>>

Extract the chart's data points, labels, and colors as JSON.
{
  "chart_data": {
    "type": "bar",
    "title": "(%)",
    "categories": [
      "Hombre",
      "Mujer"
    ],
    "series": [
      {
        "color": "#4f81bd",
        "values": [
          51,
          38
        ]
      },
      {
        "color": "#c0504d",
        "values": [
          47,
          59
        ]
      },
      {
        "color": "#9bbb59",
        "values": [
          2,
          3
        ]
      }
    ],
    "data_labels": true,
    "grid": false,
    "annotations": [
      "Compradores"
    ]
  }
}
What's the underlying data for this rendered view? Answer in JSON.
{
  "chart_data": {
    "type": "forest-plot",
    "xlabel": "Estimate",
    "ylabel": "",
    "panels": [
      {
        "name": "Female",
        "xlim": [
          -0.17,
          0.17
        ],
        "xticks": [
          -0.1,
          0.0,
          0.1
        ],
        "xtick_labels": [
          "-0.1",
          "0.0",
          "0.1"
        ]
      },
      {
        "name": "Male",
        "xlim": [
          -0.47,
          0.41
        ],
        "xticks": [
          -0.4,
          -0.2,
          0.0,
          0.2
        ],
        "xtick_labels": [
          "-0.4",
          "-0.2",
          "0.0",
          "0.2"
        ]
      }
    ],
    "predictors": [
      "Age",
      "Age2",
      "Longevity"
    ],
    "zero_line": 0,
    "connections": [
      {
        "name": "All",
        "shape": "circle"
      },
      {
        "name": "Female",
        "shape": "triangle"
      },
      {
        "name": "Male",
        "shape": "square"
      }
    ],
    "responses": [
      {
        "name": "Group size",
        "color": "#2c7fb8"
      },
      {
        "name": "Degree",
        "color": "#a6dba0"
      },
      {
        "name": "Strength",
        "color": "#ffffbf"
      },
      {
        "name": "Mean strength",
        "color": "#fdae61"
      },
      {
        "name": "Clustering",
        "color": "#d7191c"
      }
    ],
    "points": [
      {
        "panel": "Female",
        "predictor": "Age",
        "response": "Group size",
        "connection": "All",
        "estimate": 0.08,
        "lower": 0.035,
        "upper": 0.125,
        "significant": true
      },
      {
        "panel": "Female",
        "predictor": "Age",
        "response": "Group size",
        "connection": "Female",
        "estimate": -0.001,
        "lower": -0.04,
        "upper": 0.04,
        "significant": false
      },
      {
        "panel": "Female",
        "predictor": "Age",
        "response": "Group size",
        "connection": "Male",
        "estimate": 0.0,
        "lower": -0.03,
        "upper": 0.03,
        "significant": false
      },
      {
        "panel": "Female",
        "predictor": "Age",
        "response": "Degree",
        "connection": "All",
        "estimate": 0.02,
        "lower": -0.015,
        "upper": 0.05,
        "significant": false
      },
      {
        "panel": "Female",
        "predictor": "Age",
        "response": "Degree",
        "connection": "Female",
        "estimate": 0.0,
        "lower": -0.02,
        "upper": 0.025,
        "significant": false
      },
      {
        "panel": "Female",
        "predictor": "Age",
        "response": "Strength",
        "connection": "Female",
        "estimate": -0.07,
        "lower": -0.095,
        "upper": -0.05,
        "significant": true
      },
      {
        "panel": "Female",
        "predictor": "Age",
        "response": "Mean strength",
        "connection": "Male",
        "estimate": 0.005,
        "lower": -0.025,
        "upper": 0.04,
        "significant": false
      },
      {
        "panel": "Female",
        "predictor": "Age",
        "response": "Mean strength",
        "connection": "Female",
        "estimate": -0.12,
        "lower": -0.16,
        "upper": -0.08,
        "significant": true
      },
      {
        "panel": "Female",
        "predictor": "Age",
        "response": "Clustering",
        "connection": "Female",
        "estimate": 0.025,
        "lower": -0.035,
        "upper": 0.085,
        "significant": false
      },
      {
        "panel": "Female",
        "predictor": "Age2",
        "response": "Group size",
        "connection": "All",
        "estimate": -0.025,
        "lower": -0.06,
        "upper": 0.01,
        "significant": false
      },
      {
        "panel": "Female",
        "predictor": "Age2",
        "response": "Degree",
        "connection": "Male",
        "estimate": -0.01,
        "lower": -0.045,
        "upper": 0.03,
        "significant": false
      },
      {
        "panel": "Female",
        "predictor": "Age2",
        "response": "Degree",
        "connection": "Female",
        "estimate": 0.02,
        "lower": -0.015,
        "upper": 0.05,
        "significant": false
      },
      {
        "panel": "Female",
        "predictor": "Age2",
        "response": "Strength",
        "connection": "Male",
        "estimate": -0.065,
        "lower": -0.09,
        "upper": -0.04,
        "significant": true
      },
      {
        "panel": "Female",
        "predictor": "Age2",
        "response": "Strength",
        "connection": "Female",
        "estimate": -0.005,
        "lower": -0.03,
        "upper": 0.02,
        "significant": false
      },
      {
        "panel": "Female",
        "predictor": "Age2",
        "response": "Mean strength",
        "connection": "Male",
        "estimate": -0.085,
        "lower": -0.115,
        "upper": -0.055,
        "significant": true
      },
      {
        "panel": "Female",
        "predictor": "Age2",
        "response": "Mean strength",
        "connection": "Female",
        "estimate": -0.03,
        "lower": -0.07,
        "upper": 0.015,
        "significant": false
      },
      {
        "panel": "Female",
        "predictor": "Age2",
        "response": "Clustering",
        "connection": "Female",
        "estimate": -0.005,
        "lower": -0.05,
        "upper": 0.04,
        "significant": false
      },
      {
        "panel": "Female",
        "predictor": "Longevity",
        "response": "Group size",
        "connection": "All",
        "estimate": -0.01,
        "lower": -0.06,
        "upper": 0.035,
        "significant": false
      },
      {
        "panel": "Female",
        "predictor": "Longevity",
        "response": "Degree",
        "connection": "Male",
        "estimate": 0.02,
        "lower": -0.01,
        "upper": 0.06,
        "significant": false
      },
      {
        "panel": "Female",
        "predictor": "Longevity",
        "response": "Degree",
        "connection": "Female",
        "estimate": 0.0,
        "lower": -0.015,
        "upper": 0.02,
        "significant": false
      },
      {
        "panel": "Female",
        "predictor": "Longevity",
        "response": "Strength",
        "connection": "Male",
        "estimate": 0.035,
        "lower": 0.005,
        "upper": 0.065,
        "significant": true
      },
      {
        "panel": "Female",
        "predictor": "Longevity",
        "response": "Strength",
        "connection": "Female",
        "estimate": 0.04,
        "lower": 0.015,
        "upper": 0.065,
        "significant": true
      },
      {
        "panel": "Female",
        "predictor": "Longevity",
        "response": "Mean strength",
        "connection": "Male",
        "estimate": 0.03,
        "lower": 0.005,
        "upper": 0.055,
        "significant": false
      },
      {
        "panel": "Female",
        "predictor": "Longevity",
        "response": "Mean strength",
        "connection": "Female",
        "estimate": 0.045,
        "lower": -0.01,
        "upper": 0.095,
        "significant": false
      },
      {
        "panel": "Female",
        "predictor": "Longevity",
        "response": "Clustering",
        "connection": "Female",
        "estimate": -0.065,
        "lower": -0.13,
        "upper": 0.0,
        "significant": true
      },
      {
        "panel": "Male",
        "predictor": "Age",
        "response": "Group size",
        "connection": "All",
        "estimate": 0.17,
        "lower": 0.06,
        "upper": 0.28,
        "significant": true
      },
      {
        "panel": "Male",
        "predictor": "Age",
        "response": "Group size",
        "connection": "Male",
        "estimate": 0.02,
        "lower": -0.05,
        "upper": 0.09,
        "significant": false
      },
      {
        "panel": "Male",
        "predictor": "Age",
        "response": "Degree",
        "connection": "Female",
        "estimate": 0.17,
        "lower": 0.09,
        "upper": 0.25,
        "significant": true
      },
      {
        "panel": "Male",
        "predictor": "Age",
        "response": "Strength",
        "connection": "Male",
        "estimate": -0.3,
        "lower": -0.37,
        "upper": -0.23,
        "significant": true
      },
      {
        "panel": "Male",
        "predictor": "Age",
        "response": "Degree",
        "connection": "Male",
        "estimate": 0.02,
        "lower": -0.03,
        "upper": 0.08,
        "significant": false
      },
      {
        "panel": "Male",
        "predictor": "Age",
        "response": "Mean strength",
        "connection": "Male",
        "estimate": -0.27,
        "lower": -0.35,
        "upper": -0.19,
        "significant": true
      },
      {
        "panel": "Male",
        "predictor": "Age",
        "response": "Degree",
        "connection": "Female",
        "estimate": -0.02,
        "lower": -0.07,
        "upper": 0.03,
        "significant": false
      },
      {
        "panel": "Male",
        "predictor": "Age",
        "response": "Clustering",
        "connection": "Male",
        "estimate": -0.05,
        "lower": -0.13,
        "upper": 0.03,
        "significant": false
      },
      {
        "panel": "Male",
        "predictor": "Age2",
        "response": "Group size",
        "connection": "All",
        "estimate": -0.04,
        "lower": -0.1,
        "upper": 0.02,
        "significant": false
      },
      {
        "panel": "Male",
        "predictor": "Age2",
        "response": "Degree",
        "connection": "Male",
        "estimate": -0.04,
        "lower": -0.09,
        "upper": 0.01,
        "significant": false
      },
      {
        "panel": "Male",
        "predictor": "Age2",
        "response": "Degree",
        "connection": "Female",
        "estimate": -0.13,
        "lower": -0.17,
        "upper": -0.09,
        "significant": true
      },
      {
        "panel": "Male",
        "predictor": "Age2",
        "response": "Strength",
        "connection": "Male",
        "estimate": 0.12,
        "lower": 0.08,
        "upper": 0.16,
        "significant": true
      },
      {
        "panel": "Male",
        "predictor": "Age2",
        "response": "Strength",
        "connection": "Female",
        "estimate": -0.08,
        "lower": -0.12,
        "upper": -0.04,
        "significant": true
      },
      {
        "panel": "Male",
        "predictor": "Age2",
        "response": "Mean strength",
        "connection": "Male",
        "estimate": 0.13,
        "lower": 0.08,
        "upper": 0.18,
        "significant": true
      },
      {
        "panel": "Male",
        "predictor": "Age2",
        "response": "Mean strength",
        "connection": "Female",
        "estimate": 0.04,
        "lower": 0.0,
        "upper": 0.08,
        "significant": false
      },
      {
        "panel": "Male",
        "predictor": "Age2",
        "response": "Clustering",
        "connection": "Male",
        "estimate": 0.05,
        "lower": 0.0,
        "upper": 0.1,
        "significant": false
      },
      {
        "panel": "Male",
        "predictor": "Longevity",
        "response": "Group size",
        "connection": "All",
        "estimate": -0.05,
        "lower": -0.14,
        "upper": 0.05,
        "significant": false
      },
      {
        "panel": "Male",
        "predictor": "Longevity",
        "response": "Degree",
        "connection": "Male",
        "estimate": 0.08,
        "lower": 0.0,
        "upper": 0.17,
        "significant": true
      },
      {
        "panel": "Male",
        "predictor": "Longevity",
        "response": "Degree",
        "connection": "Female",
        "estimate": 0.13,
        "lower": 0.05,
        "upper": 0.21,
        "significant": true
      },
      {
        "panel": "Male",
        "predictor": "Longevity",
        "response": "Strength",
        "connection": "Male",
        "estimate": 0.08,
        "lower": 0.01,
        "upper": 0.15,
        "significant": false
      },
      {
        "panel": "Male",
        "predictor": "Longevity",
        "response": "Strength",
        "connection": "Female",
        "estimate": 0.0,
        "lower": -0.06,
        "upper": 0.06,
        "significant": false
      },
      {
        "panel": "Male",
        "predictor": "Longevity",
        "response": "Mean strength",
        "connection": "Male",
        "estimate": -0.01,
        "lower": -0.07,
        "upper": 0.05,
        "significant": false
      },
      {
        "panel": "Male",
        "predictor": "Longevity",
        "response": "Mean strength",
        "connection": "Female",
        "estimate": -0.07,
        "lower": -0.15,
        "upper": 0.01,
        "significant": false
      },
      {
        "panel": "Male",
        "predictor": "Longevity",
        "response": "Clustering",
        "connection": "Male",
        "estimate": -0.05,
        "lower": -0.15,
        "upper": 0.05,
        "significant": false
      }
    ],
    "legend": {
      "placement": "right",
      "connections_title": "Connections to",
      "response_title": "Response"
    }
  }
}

<<

*THE EXERCISE*. Pull out all lines in the data above that include "JSON".

*ANSWER FOR THE TASK*.
Extract the chart's data points, labels, and colors as JSON.
What's the underlying data for this rendered view? Answer in JSON.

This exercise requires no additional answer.